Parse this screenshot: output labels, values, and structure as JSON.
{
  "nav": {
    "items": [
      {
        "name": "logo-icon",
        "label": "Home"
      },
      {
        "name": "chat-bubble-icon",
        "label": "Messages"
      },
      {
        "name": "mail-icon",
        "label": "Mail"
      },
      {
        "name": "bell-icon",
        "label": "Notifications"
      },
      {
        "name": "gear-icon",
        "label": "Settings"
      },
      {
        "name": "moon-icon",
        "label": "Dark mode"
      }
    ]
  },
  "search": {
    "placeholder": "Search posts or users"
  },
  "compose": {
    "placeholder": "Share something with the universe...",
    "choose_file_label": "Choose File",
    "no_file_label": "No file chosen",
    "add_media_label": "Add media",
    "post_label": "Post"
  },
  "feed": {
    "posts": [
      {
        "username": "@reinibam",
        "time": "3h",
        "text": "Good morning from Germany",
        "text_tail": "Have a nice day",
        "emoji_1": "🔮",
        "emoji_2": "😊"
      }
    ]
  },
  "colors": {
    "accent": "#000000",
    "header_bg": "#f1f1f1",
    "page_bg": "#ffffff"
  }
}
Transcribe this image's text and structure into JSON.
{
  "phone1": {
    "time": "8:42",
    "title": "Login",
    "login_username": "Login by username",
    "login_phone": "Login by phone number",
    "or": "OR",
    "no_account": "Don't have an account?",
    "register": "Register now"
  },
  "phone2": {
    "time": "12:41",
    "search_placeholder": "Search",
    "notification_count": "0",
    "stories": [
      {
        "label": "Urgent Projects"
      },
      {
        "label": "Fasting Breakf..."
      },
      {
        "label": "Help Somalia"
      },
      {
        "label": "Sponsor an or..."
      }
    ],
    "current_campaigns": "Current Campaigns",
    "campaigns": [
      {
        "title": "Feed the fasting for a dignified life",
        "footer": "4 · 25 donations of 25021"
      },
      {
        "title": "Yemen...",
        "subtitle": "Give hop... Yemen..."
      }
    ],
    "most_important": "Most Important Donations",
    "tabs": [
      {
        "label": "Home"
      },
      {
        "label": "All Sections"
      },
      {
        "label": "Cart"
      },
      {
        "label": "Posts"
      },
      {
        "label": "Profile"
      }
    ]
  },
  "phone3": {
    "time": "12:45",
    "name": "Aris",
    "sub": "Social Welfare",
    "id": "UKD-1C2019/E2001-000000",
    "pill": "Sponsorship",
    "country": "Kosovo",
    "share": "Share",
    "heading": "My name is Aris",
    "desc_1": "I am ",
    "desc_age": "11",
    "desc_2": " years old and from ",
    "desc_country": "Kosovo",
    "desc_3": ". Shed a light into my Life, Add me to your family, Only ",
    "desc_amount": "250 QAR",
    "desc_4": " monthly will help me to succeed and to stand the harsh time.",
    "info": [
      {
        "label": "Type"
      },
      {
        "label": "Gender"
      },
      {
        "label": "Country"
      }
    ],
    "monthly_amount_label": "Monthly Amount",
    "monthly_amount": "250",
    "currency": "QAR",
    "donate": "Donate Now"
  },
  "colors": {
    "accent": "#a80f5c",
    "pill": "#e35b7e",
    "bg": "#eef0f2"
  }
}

(Short problem):
Send back every record, precisely as written.

(Complete response):
Parse this screenshot: output labels, values, and structure as JSON.
{
  "nav": {
    "items": [
      {
        "name": "logo-icon",
        "label": "Home"
      },
      {
        "name": "chat-bubble-icon",
        "label": "Messages"
      },
      {
        "name": "mail-icon",
        "label": "Mail"
      },
      {
        "name": "bell-icon",
        "label": "Notifications"
      },
      {
        "name": "gear-icon",
        "label": "Settings"
      },
      {
        "name": "moon-icon",
        "label": "Dark mode"
      }
    ]
  },
  "search": {
    "placeholder": "Search posts or users"
  },
  "compose": {
    "placeholder": "Share something with the universe...",
    "choose_file_label": "Choose File",
    "no_file_label": "No file chosen",
    "add_media_label": "Add media",
    "post_label": "Post"
  },
  "feed": {
    "posts": [
      {
        "username": "@reinibam",
        "time": "3h",
        "text": "Good morning from Germany",
        "text_tail": "Have a nice day",
        "emoji_1": "🔮",
        "emoji_2": "😊"
      }
    ]
  },
  "colors": {
    "accent": "#000000",
    "header_bg": "#f1f1f1",
    "page_bg": "#ffffff"
  }
}
Transcribe this image's text and structure into JSON.
{
  "phone1": {
    "time": "8:42",
    "title": "Login",
    "login_username": "Login by username",
    "login_phone": "Login by phone number",
    "or": "OR",
    "no_account": "Don't have an account?",
    "register": "Register now"
  },
  "phone2": {
    "time": "12:41",
    "search_placeholder": "Search",
    "notification_count": "0",
    "stories": [
      {
        "label": "Urgent Projects"
      },
      {
        "label": "Fasting Breakf..."
      },
      {
        "label": "Help Somalia"
      },
      {
        "label": "Sponsor an or..."
      }
    ],
    "current_campaigns": "Current Campaigns",
    "campaigns": [
      {
        "title": "Feed the fasting for a dignified life",
        "footer": "4 · 25 donations of 25021"
      },
      {
        "title": "Yemen...",
        "subtitle": "Give hop... Yemen..."
      }
    ],
    "most_important": "Most Important Donations",
    "tabs": [
      {
        "label": "Home"
      },
      {
        "label": "All Sections"
      },
      {
        "label": "Cart"
      },
      {
        "label": "Posts"
      },
      {
        "label": "Profile"
      }
    ]
  },
  "phone3": {
    "time": "12:45",
    "name": "Aris",
    "sub": "Social Welfare",
    "id": "UKD-1C2019/E2001-000000",
    "pill": "Sponsorship",
    "country": "Kosovo",
    "share": "Share",
    "heading": "My name is Aris",
    "desc_1": "I am ",
    "desc_age": "11",
    "desc_2": " years old and from ",
    "desc_country": "Kosovo",
    "desc_3": ". Shed a light into my Life, Add me to your family, Only ",
    "desc_amount": "250 QAR",
    "desc_4": " monthly will help me to succeed and to stand the harsh time.",
    "info": [
      {
        "label": "Type"
      },
      {
        "label": "Gender"
      },
      {
        "label": "Country"
      }
    ],
    "monthly_amount_label": "Monthly Amount",
    "monthly_amount": "250",
    "currency": "QAR",
    "donate": "Donate Now"
  },
  "colors": {
    "accent": "#a80f5c",
    "pill": "#e35b7e",
    "bg": "#eef0f2"
  }
}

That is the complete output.